* Problem to solve *
From the entries below, copy every line where the string "JSON" appears.

* Extracted information *
==========

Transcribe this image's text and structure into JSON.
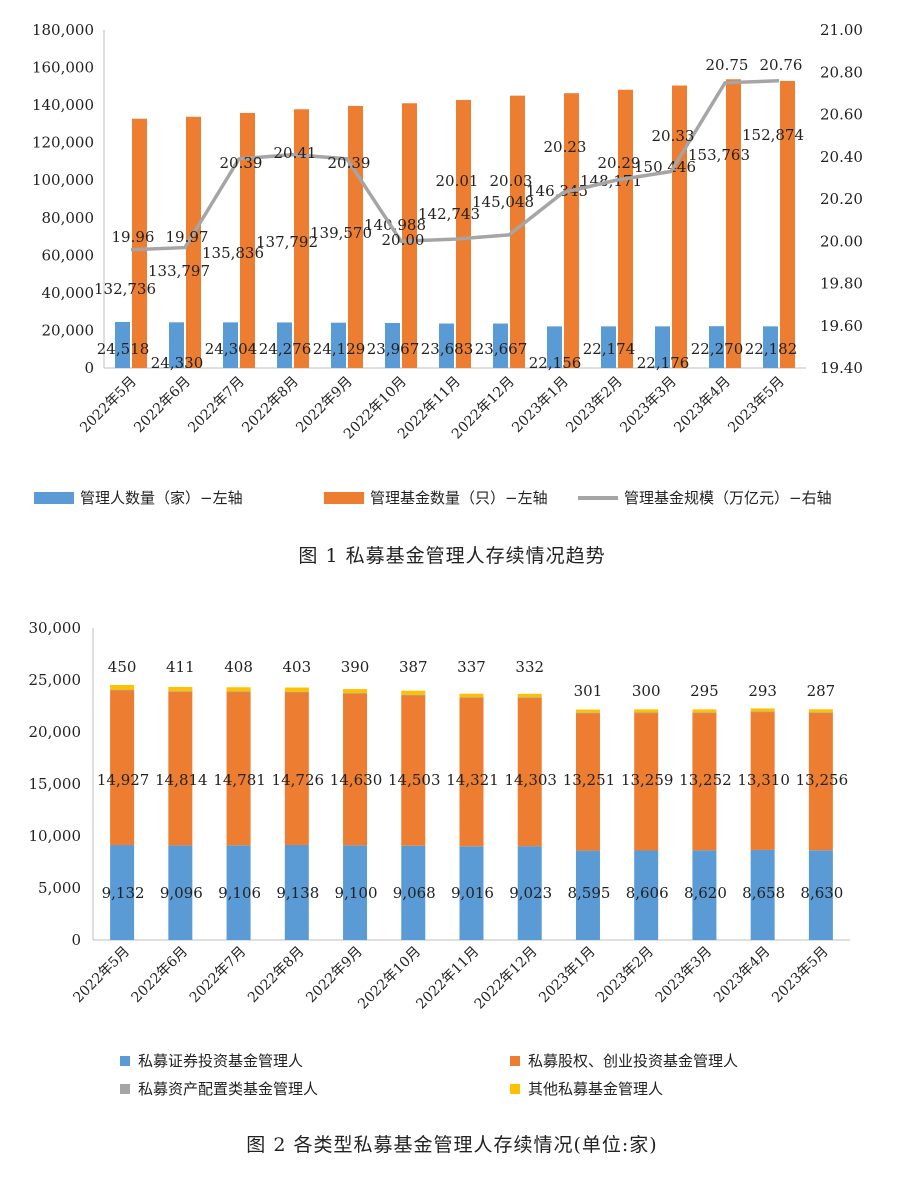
{
  "figure1": {
    "caption": "图 1 私募基金管理人存续情况趋势",
    "chart_data": {
      "type": "bar",
      "categories": [
        "2022年5月",
        "2022年6月",
        "2022年7月",
        "2022年8月",
        "2022年9月",
        "2022年10月",
        "2022年11月",
        "2022年12月",
        "2023年1月",
        "2023年2月",
        "2023年3月",
        "2023年4月",
        "2023年5月"
      ],
      "ylim_left": [
        0,
        180000
      ],
      "ylim_right": [
        19.4,
        21.0
      ],
      "left_ticks": [
        "0",
        "20,000",
        "40,000",
        "60,000",
        "80,000",
        "100,000",
        "120,000",
        "140,000",
        "160,000",
        "180,000"
      ],
      "right_ticks": [
        "19.40",
        "19.60",
        "19.80",
        "20.00",
        "20.20",
        "20.40",
        "20.60",
        "20.80",
        "21.00"
      ],
      "series": [
        {
          "name": "管理人数量（家）−左轴",
          "kind": "bar",
          "color": "#5B9BD5",
          "values": [
            24518,
            24330,
            24304,
            24276,
            24129,
            23967,
            23683,
            23667,
            22156,
            22174,
            22176,
            22270,
            22182
          ],
          "labels": [
            "24,518",
            "24,330",
            "24,304",
            "24,276",
            "24,129",
            "23,967",
            "23,683",
            "23,667",
            "22,156",
            "22,174",
            "22,176",
            "22,270",
            "22,182"
          ]
        },
        {
          "name": "管理基金数量（只）−左轴",
          "kind": "bar",
          "color": "#ED7D31",
          "values": [
            132736,
            133797,
            135836,
            137792,
            139570,
            140988,
            142743,
            145048,
            146345,
            148171,
            150446,
            153763,
            152874
          ],
          "labels": [
            "132,736",
            "133,797",
            "135,836",
            "137,792",
            "139,570",
            "140,988",
            "142,743",
            "145,048",
            "146,345",
            "148,171",
            "150,446",
            "153,763",
            "152,874"
          ]
        },
        {
          "name": "管理基金规模（万亿元）−右轴",
          "kind": "line",
          "color": "#A5A5A5",
          "values": [
            19.96,
            19.97,
            20.39,
            20.41,
            20.39,
            20.0,
            20.01,
            20.03,
            20.23,
            20.29,
            20.33,
            20.75,
            20.76
          ],
          "labels": [
            "19.96",
            "19.97",
            "20.39",
            "20.41",
            "20.39",
            "20.00",
            "20.01",
            "20.03",
            "20.23",
            "20.29",
            "20.33",
            "20.75",
            "20.76"
          ]
        }
      ]
    }
  },
  "figure2": {
    "caption": "图 2 各类型私募基金管理人存续情况(单位:家)",
    "chart_data": {
      "type": "bar",
      "stacked": true,
      "categories": [
        "2022年5月",
        "2022年6月",
        "2022年7月",
        "2022年8月",
        "2022年9月",
        "2022年10月",
        "2022年11月",
        "2022年12月",
        "2023年1月",
        "2023年2月",
        "2023年3月",
        "2023年4月",
        "2023年5月"
      ],
      "ylim": [
        0,
        30000
      ],
      "y_ticks": [
        "0",
        "5,000",
        "10,000",
        "15,000",
        "20,000",
        "25,000",
        "30,000"
      ],
      "series": [
        {
          "name": "私募证券投资基金管理人",
          "color": "#5B9BD5",
          "values": [
            9132,
            9096,
            9106,
            9138,
            9100,
            9068,
            9016,
            9023,
            8595,
            8606,
            8620,
            8658,
            8630
          ],
          "labels": [
            "9,132",
            "9,096",
            "9,106",
            "9,138",
            "9,100",
            "9,068",
            "9,016",
            "9,023",
            "8,595",
            "8,606",
            "8,620",
            "8,658",
            "8,630"
          ]
        },
        {
          "name": "私募股权、创业投资基金管理人",
          "color": "#ED7D31",
          "values": [
            14927,
            14814,
            14781,
            14726,
            14630,
            14503,
            14321,
            14303,
            13251,
            13259,
            13252,
            13310,
            13256
          ],
          "labels": [
            "14,927",
            "14,814",
            "14,781",
            "14,726",
            "14,630",
            "14,503",
            "14,321",
            "14,303",
            "13,251",
            "13,259",
            "13,252",
            "13,310",
            "13,256"
          ]
        },
        {
          "name": "私募资产配置类基金管理人",
          "color": "#A5A5A5",
          "values": [
            9,
            9,
            9,
            9,
            9,
            9,
            9,
            9,
            9,
            9,
            9,
            9,
            9
          ],
          "labels": []
        },
        {
          "name": "其他私募基金管理人",
          "color": "#FFC000",
          "values": [
            450,
            411,
            408,
            403,
            390,
            387,
            337,
            332,
            301,
            300,
            295,
            293,
            287
          ],
          "labels": [
            "450",
            "411",
            "408",
            "403",
            "390",
            "387",
            "337",
            "332",
            "301",
            "300",
            "295",
            "293",
            "287"
          ]
        }
      ]
    }
  }
}
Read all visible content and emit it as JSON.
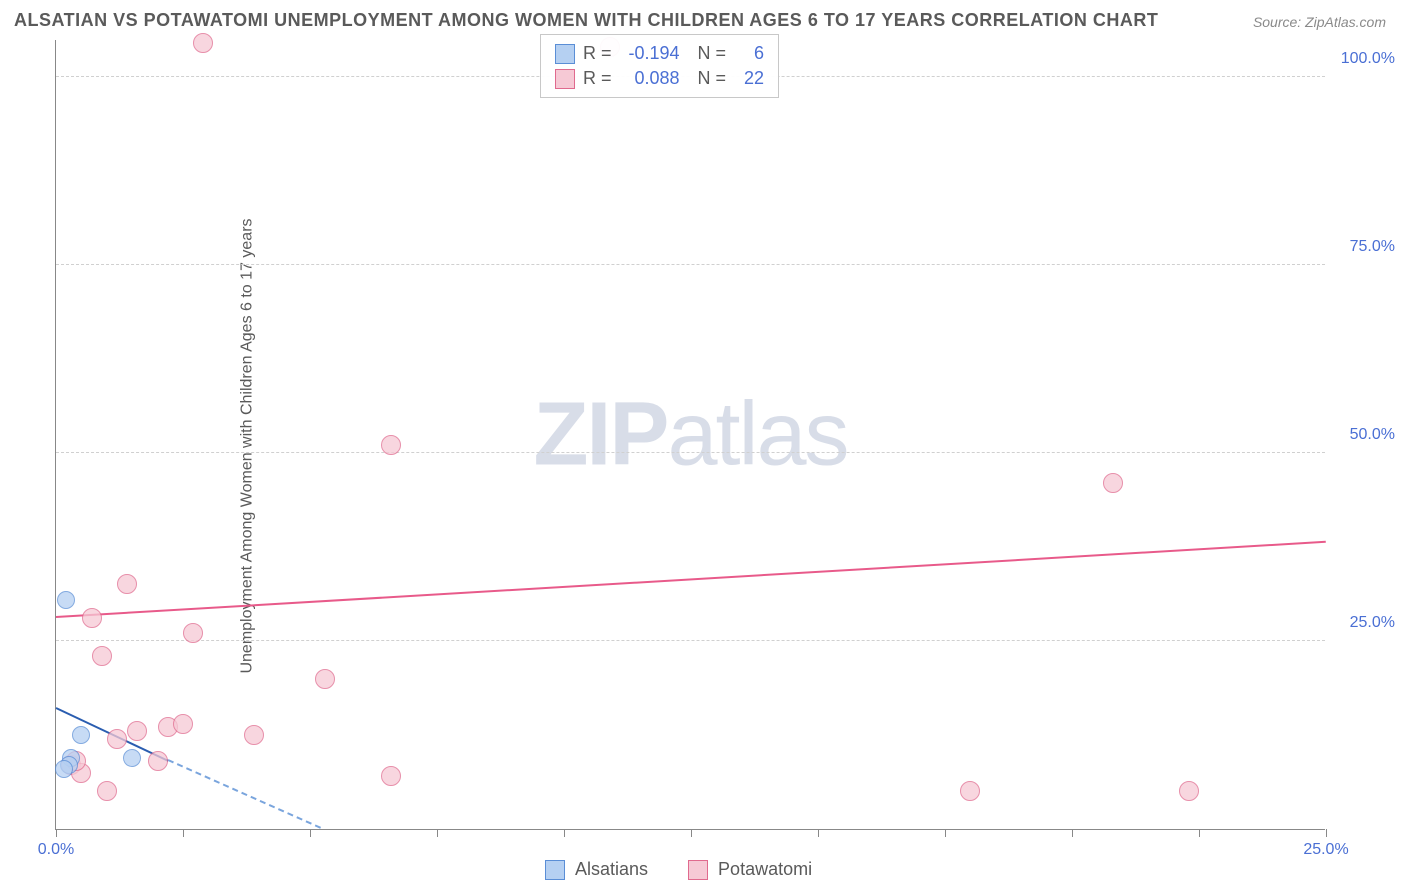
{
  "title": "ALSATIAN VS POTAWATOMI UNEMPLOYMENT AMONG WOMEN WITH CHILDREN AGES 6 TO 17 YEARS CORRELATION CHART",
  "source": "Source: ZipAtlas.com",
  "ylabel": "Unemployment Among Women with Children Ages 6 to 17 years",
  "watermark_bold": "ZIP",
  "watermark_light": "atlas",
  "chart": {
    "type": "scatter",
    "xlim": [
      0,
      25
    ],
    "ylim": [
      0,
      105
    ],
    "x_ticks": [
      0,
      2.5,
      5,
      7.5,
      10,
      12.5,
      15,
      17.5,
      20,
      22.5,
      25
    ],
    "x_tick_labels": {
      "0": "0.0%",
      "25": "25.0%"
    },
    "y_gridlines": [
      25,
      50,
      75,
      100
    ],
    "y_tick_labels": {
      "25": "25.0%",
      "50": "50.0%",
      "75": "75.0%",
      "100": "100.0%"
    },
    "grid_color": "#d0d0d0",
    "axis_color": "#888888",
    "background_color": "#ffffff",
    "tick_label_color": "#4a6fd4"
  },
  "series": {
    "alsatians": {
      "label": "Alsatians",
      "color_fill": "#b5d0f2",
      "color_stroke": "#5a8ed6",
      "marker_radius": 9,
      "R": "-0.194",
      "N": "6",
      "regression": {
        "x1": 0,
        "y1": 16,
        "x2": 2.2,
        "y2": 9,
        "color": "#2a5db0"
      },
      "extrapolation": {
        "x1": 2.2,
        "y1": 9,
        "x2": 5.2,
        "y2": 0,
        "color": "#7aa5dd"
      },
      "points": [
        {
          "x": 0.2,
          "y": 30.5
        },
        {
          "x": 0.5,
          "y": 12.5
        },
        {
          "x": 0.3,
          "y": 9.5
        },
        {
          "x": 0.25,
          "y": 8.5
        },
        {
          "x": 1.5,
          "y": 9.5
        },
        {
          "x": 0.15,
          "y": 8.0
        }
      ]
    },
    "potawatomi": {
      "label": "Potawatomi",
      "color_fill": "#f6c9d5",
      "color_stroke": "#e06a8e",
      "marker_radius": 10,
      "R": "0.088",
      "N": "22",
      "regression": {
        "x1": 0,
        "y1": 28,
        "x2": 25,
        "y2": 38,
        "color": "#e85a8a"
      },
      "points": [
        {
          "x": 2.9,
          "y": 104.5
        },
        {
          "x": 10.9,
          "y": 104
        },
        {
          "x": 6.6,
          "y": 51
        },
        {
          "x": 20.8,
          "y": 46
        },
        {
          "x": 1.4,
          "y": 32.5
        },
        {
          "x": 0.7,
          "y": 28
        },
        {
          "x": 2.7,
          "y": 26
        },
        {
          "x": 0.9,
          "y": 23
        },
        {
          "x": 5.3,
          "y": 20
        },
        {
          "x": 0.3,
          "y": 8.5
        },
        {
          "x": 0.5,
          "y": 7.5
        },
        {
          "x": 1.0,
          "y": 5
        },
        {
          "x": 1.6,
          "y": 13
        },
        {
          "x": 2.2,
          "y": 13.5
        },
        {
          "x": 2.5,
          "y": 14
        },
        {
          "x": 3.9,
          "y": 12.5
        },
        {
          "x": 6.6,
          "y": 7
        },
        {
          "x": 18.0,
          "y": 5
        },
        {
          "x": 22.3,
          "y": 5
        },
        {
          "x": 0.4,
          "y": 9
        },
        {
          "x": 1.2,
          "y": 12
        },
        {
          "x": 2.0,
          "y": 9
        }
      ]
    }
  }
}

==========

* Solution to this task *
Transcribe this image's text and structure into JSON.
Read all visible content and emit it as JSON.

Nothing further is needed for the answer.